Short task: Write out each line of the listing as it stands, without the images.

_____

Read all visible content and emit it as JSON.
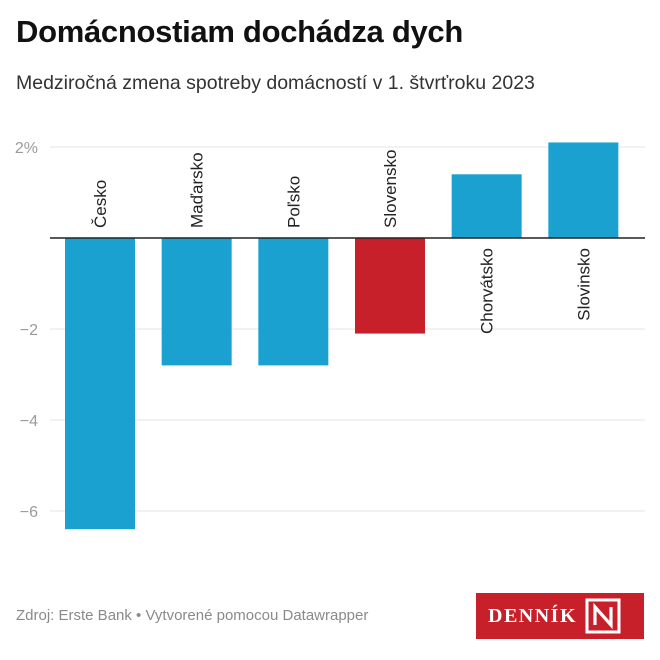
{
  "title": "Domácnostiam dochádza dych",
  "subtitle": "Medziročná zmena spotreby domácností v 1. štvrťroku 2023",
  "footer": "Zdroj: Erste Bank • Vytvorené pomocou Datawrapper",
  "logo": {
    "text": "DENNÍK",
    "mark": "N"
  },
  "colors": {
    "bar": "#1ba1cf",
    "highlight": "#c8202a",
    "grid": "#e4e4e4",
    "axis": "#222222",
    "tick": "#9a9a9a"
  },
  "chart_data": {
    "type": "bar",
    "categories": [
      "Česko",
      "Maďarsko",
      "Poľsko",
      "Slovensko",
      "Chorvátsko",
      "Slovinsko"
    ],
    "values": [
      -6.4,
      -2.8,
      -2.8,
      -2.1,
      1.4,
      2.1
    ],
    "highlight": "Slovensko",
    "yticks": [
      {
        "value": 2,
        "label": "2%"
      },
      {
        "value": -2,
        "label": "−2"
      },
      {
        "value": -4,
        "label": "−4"
      },
      {
        "value": -6,
        "label": "−6"
      }
    ],
    "ylim": [
      -6.7,
      2.3
    ],
    "grid": true,
    "xlabel": "",
    "ylabel": ""
  }
}
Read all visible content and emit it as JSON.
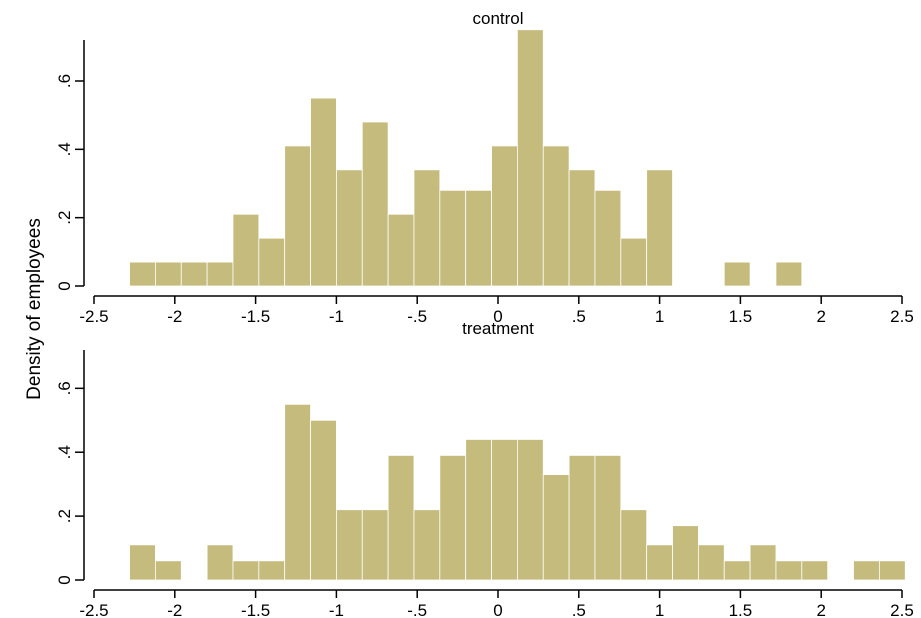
{
  "chart_data": {
    "type": "bar",
    "subtype": "histogram",
    "ylabel": "Density of employees",
    "bar_color": "#c4bb7c",
    "bin_width": 0.16,
    "xlim": [
      -2.5,
      2.5
    ],
    "ylim": [
      0,
      0.72
    ],
    "x_ticks": [
      -2.5,
      -2,
      -1.5,
      -1,
      -0.5,
      0,
      0.5,
      1,
      1.5,
      2,
      2.5
    ],
    "x_tick_labels": [
      "-2.5",
      "-2",
      "-1.5",
      "-1",
      "-.5",
      "0",
      ".5",
      "1",
      "1.5",
      "2",
      "2.5"
    ],
    "y_ticks": [
      0,
      0.2,
      0.4,
      0.6
    ],
    "y_tick_labels": [
      "0",
      ".2",
      ".4",
      ".6"
    ],
    "grid": false,
    "panels": [
      {
        "title": "control",
        "bin_starts": [
          -2.28,
          -2.12,
          -1.96,
          -1.8,
          -1.64,
          -1.48,
          -1.32,
          -1.16,
          -1.0,
          -0.84,
          -0.68,
          -0.52,
          -0.36,
          -0.2,
          -0.04,
          0.12,
          0.28,
          0.44,
          0.6,
          0.76,
          0.92,
          1.08,
          1.24,
          1.4,
          1.56,
          1.72
        ],
        "values": [
          0.07,
          0.07,
          0.07,
          0.07,
          0.21,
          0.14,
          0.41,
          0.55,
          0.34,
          0.48,
          0.21,
          0.34,
          0.28,
          0.28,
          0.41,
          0.75,
          0.41,
          0.34,
          0.28,
          0.14,
          0.34,
          0,
          0,
          0.07,
          0,
          0.07
        ]
      },
      {
        "title": "treatment",
        "bin_starts": [
          -2.28,
          -2.12,
          -1.96,
          -1.8,
          -1.64,
          -1.48,
          -1.32,
          -1.16,
          -1.0,
          -0.84,
          -0.68,
          -0.52,
          -0.36,
          -0.2,
          -0.04,
          0.12,
          0.28,
          0.44,
          0.6,
          0.76,
          0.92,
          1.08,
          1.24,
          1.4,
          1.56,
          1.72,
          1.88,
          2.04,
          2.2,
          2.36
        ],
        "values": [
          0.11,
          0.06,
          0,
          0.11,
          0.06,
          0.06,
          0.55,
          0.5,
          0.22,
          0.22,
          0.39,
          0.22,
          0.39,
          0.44,
          0.44,
          0.44,
          0.33,
          0.39,
          0.39,
          0.22,
          0.11,
          0.17,
          0.11,
          0.06,
          0.11,
          0.06,
          0.06,
          0,
          0.06,
          0.06
        ]
      }
    ]
  }
}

_____

Answer:
Read all visible content and emit it as JSON.
{
  "title": "Domácnostiam dochádza dych",
  "subtitle": "Medziročná zmena spotreby domácností v 1. štvrťroku 2023",
  "footer": "Zdroj: Erste Bank • Vytvorené pomocou Datawrapper",
  "logo": {
    "text": "DENNÍK",
    "mark": "N"
  },
  "colors": {
    "bar": "#1ba1cf",
    "highlight": "#c8202a",
    "grid": "#e4e4e4",
    "axis": "#222222",
    "tick": "#9a9a9a"
  },
  "chart_data": {
    "type": "bar",
    "categories": [
      "Česko",
      "Maďarsko",
      "Poľsko",
      "Slovensko",
      "Chorvátsko",
      "Slovinsko"
    ],
    "values": [
      -6.4,
      -2.8,
      -2.8,
      -2.1,
      1.4,
      2.1
    ],
    "highlight": "Slovensko",
    "yticks": [
      {
        "value": 2,
        "label": "2%"
      },
      {
        "value": -2,
        "label": "−2"
      },
      {
        "value": -4,
        "label": "−4"
      },
      {
        "value": -6,
        "label": "−6"
      }
    ],
    "ylim": [
      -6.7,
      2.3
    ],
    "grid": true,
    "xlabel": "",
    "ylabel": ""
  }
}
Read all visible content and emit it as JSON.
{
  "chart_data": {
    "type": "bar",
    "subtype": "histogram",
    "ylabel": "Density of employees",
    "bar_color": "#c4bb7c",
    "bin_width": 0.16,
    "xlim": [
      -2.5,
      2.5
    ],
    "ylim": [
      0,
      0.72
    ],
    "x_ticks": [
      -2.5,
      -2,
      -1.5,
      -1,
      -0.5,
      0,
      0.5,
      1,
      1.5,
      2,
      2.5
    ],
    "x_tick_labels": [
      "-2.5",
      "-2",
      "-1.5",
      "-1",
      "-.5",
      "0",
      ".5",
      "1",
      "1.5",
      "2",
      "2.5"
    ],
    "y_ticks": [
      0,
      0.2,
      0.4,
      0.6
    ],
    "y_tick_labels": [
      "0",
      ".2",
      ".4",
      ".6"
    ],
    "grid": false,
    "panels": [
      {
        "title": "control",
        "bin_starts": [
          -2.28,
          -2.12,
          -1.96,
          -1.8,
          -1.64,
          -1.48,
          -1.32,
          -1.16,
          -1.0,
          -0.84,
          -0.68,
          -0.52,
          -0.36,
          -0.2,
          -0.04,
          0.12,
          0.28,
          0.44,
          0.6,
          0.76,
          0.92,
          1.08,
          1.24,
          1.4,
          1.56,
          1.72
        ],
        "values": [
          0.07,
          0.07,
          0.07,
          0.07,
          0.21,
          0.14,
          0.41,
          0.55,
          0.34,
          0.48,
          0.21,
          0.34,
          0.28,
          0.28,
          0.41,
          0.75,
          0.41,
          0.34,
          0.28,
          0.14,
          0.34,
          0,
          0,
          0.07,
          0,
          0.07
        ]
      },
      {
        "title": "treatment",
        "bin_starts": [
          -2.28,
          -2.12,
          -1.96,
          -1.8,
          -1.64,
          -1.48,
          -1.32,
          -1.16,
          -1.0,
          -0.84,
          -0.68,
          -0.52,
          -0.36,
          -0.2,
          -0.04,
          0.12,
          0.28,
          0.44,
          0.6,
          0.76,
          0.92,
          1.08,
          1.24,
          1.4,
          1.56,
          1.72,
          1.88,
          2.04,
          2.2,
          2.36
        ],
        "values": [
          0.11,
          0.06,
          0,
          0.11,
          0.06,
          0.06,
          0.55,
          0.5,
          0.22,
          0.22,
          0.39,
          0.22,
          0.39,
          0.44,
          0.44,
          0.44,
          0.33,
          0.39,
          0.39,
          0.22,
          0.11,
          0.17,
          0.11,
          0.06,
          0.11,
          0.06,
          0.06,
          0,
          0.06,
          0.06
        ]
      }
    ]
  }
}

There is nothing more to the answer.